▶ _PROVIDED RECORDS_
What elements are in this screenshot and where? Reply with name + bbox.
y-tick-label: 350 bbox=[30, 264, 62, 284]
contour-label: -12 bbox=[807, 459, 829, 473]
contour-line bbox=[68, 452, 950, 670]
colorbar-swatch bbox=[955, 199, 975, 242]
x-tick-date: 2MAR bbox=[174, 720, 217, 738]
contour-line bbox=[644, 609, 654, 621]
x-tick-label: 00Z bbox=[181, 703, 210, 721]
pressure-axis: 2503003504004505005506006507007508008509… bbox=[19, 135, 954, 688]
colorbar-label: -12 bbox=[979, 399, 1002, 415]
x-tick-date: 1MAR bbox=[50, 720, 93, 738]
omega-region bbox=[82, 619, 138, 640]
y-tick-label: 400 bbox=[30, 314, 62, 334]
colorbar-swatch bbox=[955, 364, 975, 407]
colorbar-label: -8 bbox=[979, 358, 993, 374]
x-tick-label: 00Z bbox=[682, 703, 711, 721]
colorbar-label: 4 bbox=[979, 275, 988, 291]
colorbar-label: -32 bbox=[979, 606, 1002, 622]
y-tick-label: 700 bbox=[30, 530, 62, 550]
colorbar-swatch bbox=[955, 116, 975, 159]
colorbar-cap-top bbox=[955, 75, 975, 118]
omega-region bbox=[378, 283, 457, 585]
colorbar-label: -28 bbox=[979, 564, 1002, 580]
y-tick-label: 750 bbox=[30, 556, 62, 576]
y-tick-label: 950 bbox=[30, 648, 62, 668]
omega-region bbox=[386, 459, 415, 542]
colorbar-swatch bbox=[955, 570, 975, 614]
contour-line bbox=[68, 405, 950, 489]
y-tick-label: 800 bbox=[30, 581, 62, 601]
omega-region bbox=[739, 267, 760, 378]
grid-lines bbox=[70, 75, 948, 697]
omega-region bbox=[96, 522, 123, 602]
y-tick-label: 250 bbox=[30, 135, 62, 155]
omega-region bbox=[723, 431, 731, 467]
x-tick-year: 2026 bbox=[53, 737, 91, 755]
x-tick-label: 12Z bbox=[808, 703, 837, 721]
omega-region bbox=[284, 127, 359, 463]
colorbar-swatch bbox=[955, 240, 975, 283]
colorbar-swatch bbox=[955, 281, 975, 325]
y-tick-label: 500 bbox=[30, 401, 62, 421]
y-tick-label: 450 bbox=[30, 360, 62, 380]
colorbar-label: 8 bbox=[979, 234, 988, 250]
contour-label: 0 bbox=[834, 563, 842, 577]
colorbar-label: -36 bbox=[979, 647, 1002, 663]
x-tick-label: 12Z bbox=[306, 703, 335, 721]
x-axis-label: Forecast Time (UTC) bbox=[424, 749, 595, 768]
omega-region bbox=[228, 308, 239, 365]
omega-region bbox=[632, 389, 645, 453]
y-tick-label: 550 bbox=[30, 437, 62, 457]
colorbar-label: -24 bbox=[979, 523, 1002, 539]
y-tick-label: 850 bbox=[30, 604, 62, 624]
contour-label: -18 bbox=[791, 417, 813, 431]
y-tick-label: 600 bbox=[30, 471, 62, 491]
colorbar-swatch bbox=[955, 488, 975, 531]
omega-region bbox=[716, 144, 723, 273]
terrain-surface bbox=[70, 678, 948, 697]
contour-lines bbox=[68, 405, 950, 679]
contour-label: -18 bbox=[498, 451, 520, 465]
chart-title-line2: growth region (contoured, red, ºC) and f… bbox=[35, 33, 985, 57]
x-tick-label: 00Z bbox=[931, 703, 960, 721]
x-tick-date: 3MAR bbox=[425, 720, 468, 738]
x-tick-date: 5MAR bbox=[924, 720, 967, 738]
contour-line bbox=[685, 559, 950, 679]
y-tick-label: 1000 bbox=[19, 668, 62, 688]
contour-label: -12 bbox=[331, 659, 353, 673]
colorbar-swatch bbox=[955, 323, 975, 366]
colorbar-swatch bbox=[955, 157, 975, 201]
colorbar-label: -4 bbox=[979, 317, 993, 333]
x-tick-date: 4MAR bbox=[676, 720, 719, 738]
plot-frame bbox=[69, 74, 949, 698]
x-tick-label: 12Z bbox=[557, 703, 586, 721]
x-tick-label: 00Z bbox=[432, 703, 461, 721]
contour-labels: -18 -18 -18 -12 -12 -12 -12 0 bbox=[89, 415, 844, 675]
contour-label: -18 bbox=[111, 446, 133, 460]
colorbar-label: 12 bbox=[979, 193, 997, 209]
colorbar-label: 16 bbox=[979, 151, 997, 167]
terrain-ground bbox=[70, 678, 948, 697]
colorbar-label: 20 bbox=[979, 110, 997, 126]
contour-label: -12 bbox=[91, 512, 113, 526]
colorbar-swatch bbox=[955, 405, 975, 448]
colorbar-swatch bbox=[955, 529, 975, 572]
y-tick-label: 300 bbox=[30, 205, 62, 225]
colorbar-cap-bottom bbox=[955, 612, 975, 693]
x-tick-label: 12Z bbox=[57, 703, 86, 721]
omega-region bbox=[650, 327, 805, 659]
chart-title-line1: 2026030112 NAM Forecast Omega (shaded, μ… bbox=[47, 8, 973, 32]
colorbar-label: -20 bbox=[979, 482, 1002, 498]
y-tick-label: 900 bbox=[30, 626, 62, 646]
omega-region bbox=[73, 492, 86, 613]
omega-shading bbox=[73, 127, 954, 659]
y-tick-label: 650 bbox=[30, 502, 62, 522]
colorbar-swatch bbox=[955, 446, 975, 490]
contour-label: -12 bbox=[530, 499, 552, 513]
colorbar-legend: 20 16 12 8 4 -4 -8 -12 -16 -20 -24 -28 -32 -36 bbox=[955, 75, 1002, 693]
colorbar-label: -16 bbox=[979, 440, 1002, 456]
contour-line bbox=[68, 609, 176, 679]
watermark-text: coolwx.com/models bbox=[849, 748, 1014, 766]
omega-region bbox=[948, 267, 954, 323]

▶ _BRIEF_
Reproduce all of the data above line for line, changing nothing.

▶ _ANSWER TO THE EXERCISE_
What elements are in this screenshot and where? Reply with name + bbox.
y-tick-label: 350 bbox=[30, 264, 62, 284]
contour-label: -12 bbox=[807, 459, 829, 473]
contour-line bbox=[68, 452, 950, 670]
colorbar-swatch bbox=[955, 199, 975, 242]
x-tick-date: 2MAR bbox=[174, 720, 217, 738]
contour-line bbox=[644, 609, 654, 621]
x-tick-label: 00Z bbox=[181, 703, 210, 721]
pressure-axis: 2503003504004505005506006507007508008509… bbox=[19, 135, 954, 688]
colorbar-label: -12 bbox=[979, 399, 1002, 415]
x-tick-date: 1MAR bbox=[50, 720, 93, 738]
omega-region bbox=[82, 619, 138, 640]
y-tick-label: 400 bbox=[30, 314, 62, 334]
colorbar-swatch bbox=[955, 364, 975, 407]
colorbar-label: -8 bbox=[979, 358, 993, 374]
x-tick-label: 00Z bbox=[682, 703, 711, 721]
colorbar-label: 4 bbox=[979, 275, 988, 291]
colorbar-label: -32 bbox=[979, 606, 1002, 622]
y-tick-label: 700 bbox=[30, 530, 62, 550]
colorbar-swatch bbox=[955, 116, 975, 159]
colorbar-cap-top bbox=[955, 75, 975, 118]
omega-region bbox=[378, 283, 457, 585]
colorbar-label: -28 bbox=[979, 564, 1002, 580]
y-tick-label: 750 bbox=[30, 556, 62, 576]
y-tick-label: 950 bbox=[30, 648, 62, 668]
omega-region bbox=[386, 459, 415, 542]
colorbar-swatch bbox=[955, 570, 975, 614]
contour-line bbox=[68, 405, 950, 489]
y-tick-label: 800 bbox=[30, 581, 62, 601]
omega-region bbox=[739, 267, 760, 378]
grid-lines bbox=[70, 75, 948, 697]
omega-region bbox=[96, 522, 123, 602]
y-tick-label: 250 bbox=[30, 135, 62, 155]
omega-region bbox=[723, 431, 731, 467]
x-tick-year: 2026 bbox=[53, 737, 91, 755]
x-tick-label: 12Z bbox=[808, 703, 837, 721]
omega-region bbox=[284, 127, 359, 463]
colorbar-swatch bbox=[955, 240, 975, 283]
colorbar-swatch bbox=[955, 281, 975, 325]
y-tick-label: 500 bbox=[30, 401, 62, 421]
y-tick-label: 450 bbox=[30, 360, 62, 380]
colorbar-label: 8 bbox=[979, 234, 988, 250]
contour-label: 0 bbox=[834, 563, 842, 577]
colorbar-label: -36 bbox=[979, 647, 1002, 663]
x-tick-label: 12Z bbox=[306, 703, 335, 721]
x-axis-label: Forecast Time (UTC) bbox=[424, 749, 595, 768]
omega-region bbox=[228, 308, 239, 365]
omega-region bbox=[632, 389, 645, 453]
y-tick-label: 550 bbox=[30, 437, 62, 457]
colorbar-label: -24 bbox=[979, 523, 1002, 539]
y-tick-label: 850 bbox=[30, 604, 62, 624]
contour-label: -18 bbox=[791, 417, 813, 431]
y-tick-label: 600 bbox=[30, 471, 62, 491]
colorbar-swatch bbox=[955, 488, 975, 531]
omega-region bbox=[716, 144, 723, 273]
terrain-surface bbox=[70, 678, 948, 697]
contour-lines bbox=[68, 405, 950, 679]
contour-label: -18 bbox=[498, 451, 520, 465]
chart-title-line2: growth region (contoured, red, ºC) and f… bbox=[35, 33, 985, 57]
x-tick-label: 00Z bbox=[931, 703, 960, 721]
x-tick-date: 3MAR bbox=[425, 720, 468, 738]
x-tick-date: 5MAR bbox=[924, 720, 967, 738]
contour-line bbox=[685, 559, 950, 679]
y-tick-label: 1000 bbox=[19, 668, 62, 688]
contour-label: -12 bbox=[331, 659, 353, 673]
colorbar-swatch bbox=[955, 323, 975, 366]
colorbar-swatch bbox=[955, 157, 975, 201]
colorbar-label: -4 bbox=[979, 317, 993, 333]
x-tick-date: 4MAR bbox=[676, 720, 719, 738]
plot-frame bbox=[69, 74, 949, 698]
x-tick-label: 12Z bbox=[557, 703, 586, 721]
x-tick-label: 00Z bbox=[432, 703, 461, 721]
contour-labels: -18 -18 -18 -12 -12 -12 -12 0 bbox=[89, 415, 844, 675]
contour-label: -18 bbox=[111, 446, 133, 460]
colorbar-label: 12 bbox=[979, 193, 997, 209]
colorbar-label: 16 bbox=[979, 151, 997, 167]
terrain-ground bbox=[70, 678, 948, 697]
colorbar-label: 20 bbox=[979, 110, 997, 126]
contour-label: -12 bbox=[91, 512, 113, 526]
colorbar-swatch bbox=[955, 405, 975, 448]
colorbar-swatch bbox=[955, 529, 975, 572]
y-tick-label: 300 bbox=[30, 205, 62, 225]
colorbar-cap-bottom bbox=[955, 612, 975, 693]
x-tick-label: 12Z bbox=[57, 703, 86, 721]
omega-region bbox=[650, 327, 805, 659]
chart-title-line1: 2026030112 NAM Forecast Omega (shaded, μ… bbox=[47, 8, 973, 32]
colorbar-label: -20 bbox=[979, 482, 1002, 498]
y-tick-label: 900 bbox=[30, 626, 62, 646]
omega-region bbox=[73, 492, 86, 613]
omega-shading bbox=[73, 127, 954, 659]
y-tick-label: 650 bbox=[30, 502, 62, 522]
colorbar-swatch bbox=[955, 446, 975, 490]
contour-label: -12 bbox=[530, 499, 552, 513]
colorbar-legend: 20 16 12 8 4 -4 -8 -12 -16 -20 -24 -28 -32 -36 bbox=[955, 75, 1002, 693]
colorbar-label: -16 bbox=[979, 440, 1002, 456]
contour-line bbox=[68, 609, 176, 679]
watermark-text: coolwx.com/models bbox=[849, 748, 1014, 766]
omega-region bbox=[948, 267, 954, 323]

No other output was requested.